## Required work:
In the following material, identify every line holding the string "JSON" and return it.

## Material supplied:
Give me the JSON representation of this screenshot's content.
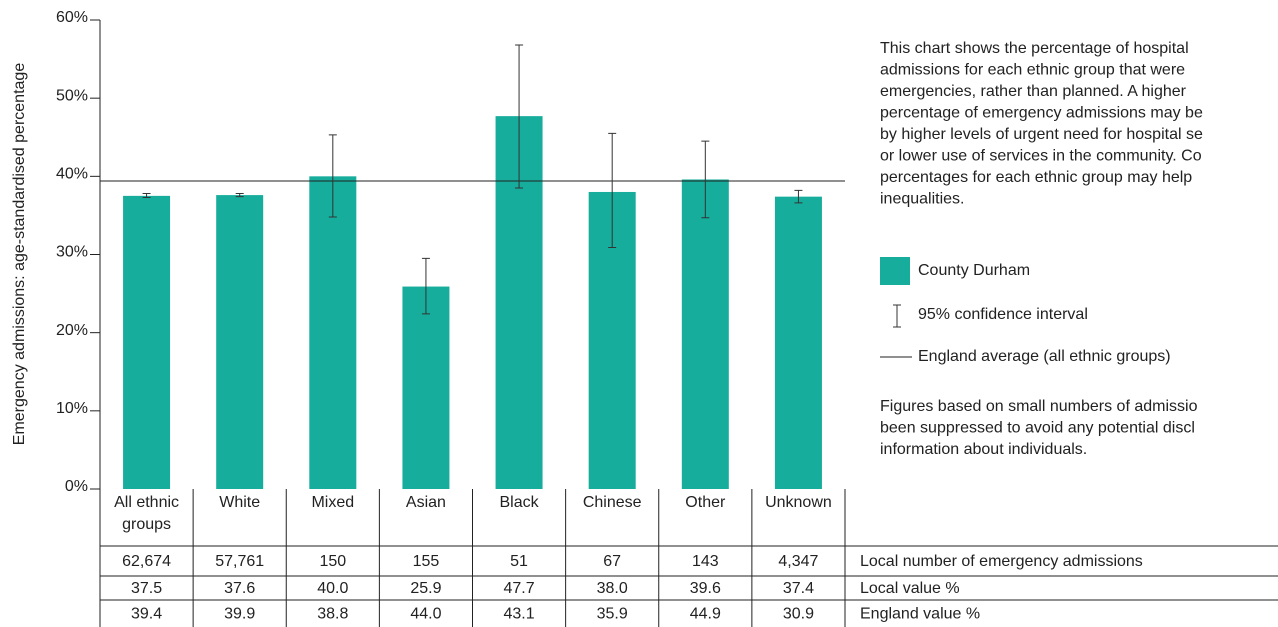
{
  "chart_data": {
    "type": "bar",
    "y_axis_label": "Emergency admissions: age-standardised percentage",
    "categories": [
      "All ethnic groups",
      "White",
      "Mixed",
      "Asian",
      "Black",
      "Chinese",
      "Other",
      "Unknown"
    ],
    "series": [
      {
        "name": "County Durham",
        "color": "#17ad9c",
        "values": [
          37.5,
          37.6,
          40.0,
          25.9,
          47.7,
          38.0,
          39.6,
          37.4
        ],
        "value_labels": [
          "37.5",
          "37.6",
          "40.0",
          "25.9",
          "47.7",
          "38.0",
          "39.6",
          "37.4"
        ],
        "ci_lower": [
          37.3,
          37.4,
          34.8,
          22.4,
          38.5,
          30.9,
          34.7,
          36.6
        ],
        "ci_upper": [
          37.8,
          37.8,
          45.3,
          29.5,
          56.8,
          45.5,
          44.5,
          38.2
        ]
      }
    ],
    "ci_legend": "95% confidence interval",
    "reference_legend": "England average (all ethnic groups)",
    "england_values": [
      39.4,
      39.9,
      38.8,
      44.0,
      43.1,
      35.9,
      44.9,
      30.9
    ],
    "england_value_labels": [
      "39.4",
      "39.9",
      "38.8",
      "44.0",
      "43.1",
      "35.9",
      "44.9",
      "30.9"
    ],
    "ylim": [
      0,
      60
    ],
    "yticks": [
      {
        "value": 0,
        "label": "0%"
      },
      {
        "value": 10,
        "label": "10%"
      },
      {
        "value": 20,
        "label": "20%"
      },
      {
        "value": 30,
        "label": "30%"
      },
      {
        "value": 40,
        "label": "40%"
      },
      {
        "value": 50,
        "label": "50%"
      },
      {
        "value": 60,
        "label": "60%"
      }
    ]
  },
  "table": {
    "counts": [
      "62,674",
      "57,761",
      "150",
      "155",
      "51",
      "67",
      "143",
      "4,347"
    ],
    "row_labels": [
      "Local number of emergency admissions",
      "Local value %",
      "England value %"
    ]
  },
  "description": [
    "This chart shows the percentage of hospital",
    "admissions for each ethnic group that were",
    "emergencies, rather than planned. A higher",
    "percentage of emergency admissions may be",
    "by higher levels of urgent need for hospital se",
    "or lower use of services in the community. Co",
    "percentages for each ethnic group may help",
    "inequalities."
  ],
  "footnote": [
    "Figures based on small numbers of admissio",
    "been suppressed to avoid any potential discl",
    "information about individuals."
  ]
}
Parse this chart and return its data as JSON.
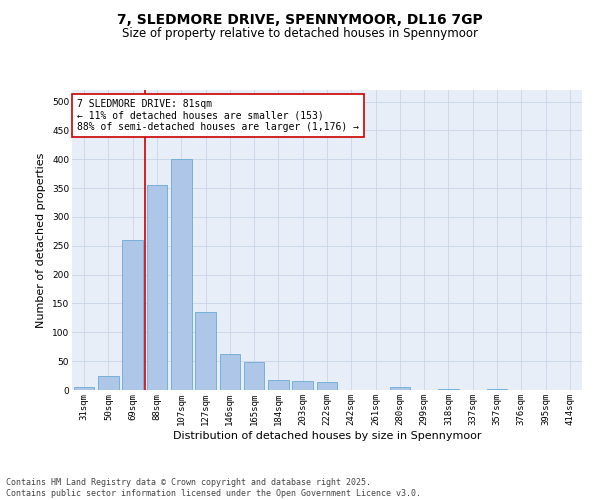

## Answer to this exercise:
Give me the JSON representation of this screenshot's content.
Parse this chart and return its data as JSON.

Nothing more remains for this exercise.